La masse du soleil, en s'accroissant sans cesse, doit exercer sur les planètes une plus grande attraction, dont l'effet calculé serait de diminuer de 3/4 à 3/8 de seconde la durée de l'année; cette diminution, il faut l'avouer, ne s'accorde pas avec les observations astronomiques, et c'est la seule difficulté qui subsiste dans le système si bien construit de Mayer.

M. Thomson cependant, qui, sans avoir connaissance des calculs de Mayer sur cette importante question, les a repris dans un mémoire fort intéressant, arrive à la même difficulté et y répond d'une manière plausible. Les astéroïdes qui tombent sur le soleil circulaient près de lui avant leur chute, et ils exerçaient à peu près sur les planètes la même action qu'après leur réunion à l'astre central, et l'accroissement de sa masse ne doit, par conséquent, changer que fort peu la durée des révolutions planétaires.

****

- _Énoncé a_
Recopiez sans rien changer les lignes des données, depuis la première jusqu'à celle qui contient « indicator-settings-icon[interactable] [6, 824, 17, 834] », celle-ci comprise.

- _Données fournies_
****

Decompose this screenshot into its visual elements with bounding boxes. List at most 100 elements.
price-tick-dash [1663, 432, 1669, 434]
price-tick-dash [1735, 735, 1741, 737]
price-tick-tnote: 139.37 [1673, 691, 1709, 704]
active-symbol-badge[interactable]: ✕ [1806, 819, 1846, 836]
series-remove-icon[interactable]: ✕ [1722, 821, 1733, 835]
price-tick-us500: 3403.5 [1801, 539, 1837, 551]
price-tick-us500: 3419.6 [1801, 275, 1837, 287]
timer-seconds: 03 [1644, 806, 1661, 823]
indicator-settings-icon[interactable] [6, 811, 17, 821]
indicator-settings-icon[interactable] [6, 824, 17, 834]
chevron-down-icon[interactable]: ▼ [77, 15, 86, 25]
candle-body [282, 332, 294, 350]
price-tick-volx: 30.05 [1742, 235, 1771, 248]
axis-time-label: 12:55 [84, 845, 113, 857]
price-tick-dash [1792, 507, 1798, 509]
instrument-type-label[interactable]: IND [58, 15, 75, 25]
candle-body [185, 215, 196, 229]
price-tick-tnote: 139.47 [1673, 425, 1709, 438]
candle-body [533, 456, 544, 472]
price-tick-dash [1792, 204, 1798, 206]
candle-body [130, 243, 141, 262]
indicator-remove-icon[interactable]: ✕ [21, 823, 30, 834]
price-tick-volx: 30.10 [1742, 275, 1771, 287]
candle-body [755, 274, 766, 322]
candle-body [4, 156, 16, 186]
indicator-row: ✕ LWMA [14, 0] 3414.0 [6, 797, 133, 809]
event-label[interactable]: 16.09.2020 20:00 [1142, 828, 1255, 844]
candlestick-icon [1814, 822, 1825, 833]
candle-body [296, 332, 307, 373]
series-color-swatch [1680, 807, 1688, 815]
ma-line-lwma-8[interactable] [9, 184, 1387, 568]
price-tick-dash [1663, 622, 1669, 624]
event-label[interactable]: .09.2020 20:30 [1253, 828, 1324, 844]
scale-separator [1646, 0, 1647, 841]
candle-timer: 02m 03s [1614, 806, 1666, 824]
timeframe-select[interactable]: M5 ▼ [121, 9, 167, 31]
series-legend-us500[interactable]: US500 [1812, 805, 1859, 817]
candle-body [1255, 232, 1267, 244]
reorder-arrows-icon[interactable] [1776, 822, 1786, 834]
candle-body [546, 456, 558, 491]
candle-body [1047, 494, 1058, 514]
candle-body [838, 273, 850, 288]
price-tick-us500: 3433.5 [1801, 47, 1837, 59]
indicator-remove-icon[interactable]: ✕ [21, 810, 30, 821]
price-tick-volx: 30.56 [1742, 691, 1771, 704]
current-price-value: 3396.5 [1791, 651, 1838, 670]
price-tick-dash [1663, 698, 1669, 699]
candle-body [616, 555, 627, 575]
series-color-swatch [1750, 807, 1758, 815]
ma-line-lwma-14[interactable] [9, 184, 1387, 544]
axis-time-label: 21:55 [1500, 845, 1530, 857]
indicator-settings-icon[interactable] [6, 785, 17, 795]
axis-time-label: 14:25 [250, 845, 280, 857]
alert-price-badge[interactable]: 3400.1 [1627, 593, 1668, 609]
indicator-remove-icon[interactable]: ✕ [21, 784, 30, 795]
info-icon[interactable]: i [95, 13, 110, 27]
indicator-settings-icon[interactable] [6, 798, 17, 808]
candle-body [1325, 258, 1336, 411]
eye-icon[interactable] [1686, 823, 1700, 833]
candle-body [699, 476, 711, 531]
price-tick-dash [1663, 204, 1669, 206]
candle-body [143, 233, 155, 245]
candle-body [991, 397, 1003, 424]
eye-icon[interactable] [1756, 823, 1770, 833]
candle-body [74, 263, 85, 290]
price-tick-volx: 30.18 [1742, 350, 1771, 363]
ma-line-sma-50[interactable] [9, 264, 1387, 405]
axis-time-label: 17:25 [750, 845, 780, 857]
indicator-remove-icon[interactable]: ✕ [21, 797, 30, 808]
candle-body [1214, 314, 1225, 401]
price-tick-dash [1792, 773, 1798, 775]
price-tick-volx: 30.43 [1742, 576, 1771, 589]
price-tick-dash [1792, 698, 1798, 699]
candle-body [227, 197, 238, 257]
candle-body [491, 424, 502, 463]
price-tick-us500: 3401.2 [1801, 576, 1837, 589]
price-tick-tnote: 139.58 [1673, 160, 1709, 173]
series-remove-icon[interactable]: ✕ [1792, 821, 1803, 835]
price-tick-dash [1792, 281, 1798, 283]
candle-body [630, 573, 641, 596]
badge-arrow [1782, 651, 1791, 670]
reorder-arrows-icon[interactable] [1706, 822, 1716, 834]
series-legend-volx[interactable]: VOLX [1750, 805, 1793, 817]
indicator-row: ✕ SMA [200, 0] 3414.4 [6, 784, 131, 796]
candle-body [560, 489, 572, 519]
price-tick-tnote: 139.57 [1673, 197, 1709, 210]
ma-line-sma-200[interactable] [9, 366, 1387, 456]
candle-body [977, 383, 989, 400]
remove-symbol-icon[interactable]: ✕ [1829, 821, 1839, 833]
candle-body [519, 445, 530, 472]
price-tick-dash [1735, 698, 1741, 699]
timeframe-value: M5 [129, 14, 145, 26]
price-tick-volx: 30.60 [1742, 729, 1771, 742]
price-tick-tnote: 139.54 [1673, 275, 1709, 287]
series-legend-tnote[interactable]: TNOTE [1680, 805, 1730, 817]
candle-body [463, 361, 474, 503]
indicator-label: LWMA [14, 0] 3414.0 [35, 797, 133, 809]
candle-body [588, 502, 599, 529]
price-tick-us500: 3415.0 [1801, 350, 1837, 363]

****

- _Énoncé b_
Quels mots ou groupes de mots du passage sur la masse du soleil désignent des corps célestes ?

- _Solution rédigée a_
Decompose this screenshot into its visual elements with bounding boxes. List at most 100 elements.
price-tick-dash [1663, 432, 1669, 434]
price-tick-dash [1735, 735, 1741, 737]
price-tick-tnote: 139.37 [1673, 691, 1709, 704]
active-symbol-badge[interactable]: ✕ [1806, 819, 1846, 836]
series-remove-icon[interactable]: ✕ [1722, 821, 1733, 835]
price-tick-us500: 3403.5 [1801, 539, 1837, 551]
price-tick-us500: 3419.6 [1801, 275, 1837, 287]
timer-seconds: 03 [1644, 806, 1661, 823]
indicator-settings-icon[interactable] [6, 811, 17, 821]
indicator-settings-icon[interactable] [6, 824, 17, 834]

- _Solution rédigée b_
soleil, planètes, astéroïdes, astre central